▶ Exercise:
Single out each line with the word "photo" and copy it.

▶ Data lines:
* START *

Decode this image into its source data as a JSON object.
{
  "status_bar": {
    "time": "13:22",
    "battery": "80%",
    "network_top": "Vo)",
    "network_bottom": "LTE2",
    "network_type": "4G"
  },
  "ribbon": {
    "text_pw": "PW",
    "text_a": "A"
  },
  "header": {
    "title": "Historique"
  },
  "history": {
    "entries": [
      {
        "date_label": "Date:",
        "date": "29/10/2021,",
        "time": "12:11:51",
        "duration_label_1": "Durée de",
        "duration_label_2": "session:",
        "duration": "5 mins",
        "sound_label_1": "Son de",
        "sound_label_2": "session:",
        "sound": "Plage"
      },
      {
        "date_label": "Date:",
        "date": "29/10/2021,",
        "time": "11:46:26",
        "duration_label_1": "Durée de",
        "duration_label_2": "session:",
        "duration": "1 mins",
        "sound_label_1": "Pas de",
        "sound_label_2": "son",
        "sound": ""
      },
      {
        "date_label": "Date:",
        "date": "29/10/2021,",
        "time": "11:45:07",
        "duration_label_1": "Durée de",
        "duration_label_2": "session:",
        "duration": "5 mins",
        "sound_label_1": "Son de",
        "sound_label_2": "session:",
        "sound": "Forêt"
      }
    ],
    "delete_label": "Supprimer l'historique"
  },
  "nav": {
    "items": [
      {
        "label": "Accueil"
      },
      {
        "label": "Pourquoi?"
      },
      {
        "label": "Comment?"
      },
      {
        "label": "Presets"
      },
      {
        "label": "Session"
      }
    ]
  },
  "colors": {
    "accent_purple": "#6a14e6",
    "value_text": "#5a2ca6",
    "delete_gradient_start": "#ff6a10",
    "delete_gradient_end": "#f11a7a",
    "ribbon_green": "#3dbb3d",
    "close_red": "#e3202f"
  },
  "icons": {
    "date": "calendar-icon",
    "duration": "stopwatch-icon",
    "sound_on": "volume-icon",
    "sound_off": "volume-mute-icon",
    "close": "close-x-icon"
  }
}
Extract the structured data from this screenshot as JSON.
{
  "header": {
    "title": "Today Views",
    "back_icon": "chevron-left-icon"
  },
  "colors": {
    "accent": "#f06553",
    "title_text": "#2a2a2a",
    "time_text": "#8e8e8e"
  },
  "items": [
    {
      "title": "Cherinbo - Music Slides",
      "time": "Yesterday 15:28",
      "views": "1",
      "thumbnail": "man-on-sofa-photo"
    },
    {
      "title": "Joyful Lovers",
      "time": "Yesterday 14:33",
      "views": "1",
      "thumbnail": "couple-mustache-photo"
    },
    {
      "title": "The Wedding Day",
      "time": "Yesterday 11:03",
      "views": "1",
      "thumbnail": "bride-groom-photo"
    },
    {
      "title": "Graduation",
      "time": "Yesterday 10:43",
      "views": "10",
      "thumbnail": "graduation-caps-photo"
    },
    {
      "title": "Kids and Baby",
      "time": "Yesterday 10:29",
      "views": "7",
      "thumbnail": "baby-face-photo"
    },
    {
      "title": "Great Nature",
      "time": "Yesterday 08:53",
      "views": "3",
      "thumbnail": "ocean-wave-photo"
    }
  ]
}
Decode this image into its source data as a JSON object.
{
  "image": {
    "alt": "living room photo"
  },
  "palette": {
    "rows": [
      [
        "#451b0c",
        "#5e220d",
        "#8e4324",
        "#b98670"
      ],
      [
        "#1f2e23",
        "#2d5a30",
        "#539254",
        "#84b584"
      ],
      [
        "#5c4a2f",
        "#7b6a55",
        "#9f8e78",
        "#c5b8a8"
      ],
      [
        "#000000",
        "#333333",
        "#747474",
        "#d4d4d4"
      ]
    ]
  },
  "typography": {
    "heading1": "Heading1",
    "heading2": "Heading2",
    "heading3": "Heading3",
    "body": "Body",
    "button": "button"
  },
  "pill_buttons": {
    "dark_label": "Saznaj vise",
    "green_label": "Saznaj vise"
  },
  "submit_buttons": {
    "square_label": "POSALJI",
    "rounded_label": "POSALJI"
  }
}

* END *

▶ Written response:
      "thumbnail": "man-on-sofa-photo"
      "thumbnail": "couple-mustache-photo"
      "thumbnail": "bride-groom-photo"
      "thumbnail": "graduation-caps-photo"
      "thumbnail": "baby-face-photo"
      "thumbnail": "ocean-wave-photo"
    "alt": "living room photo"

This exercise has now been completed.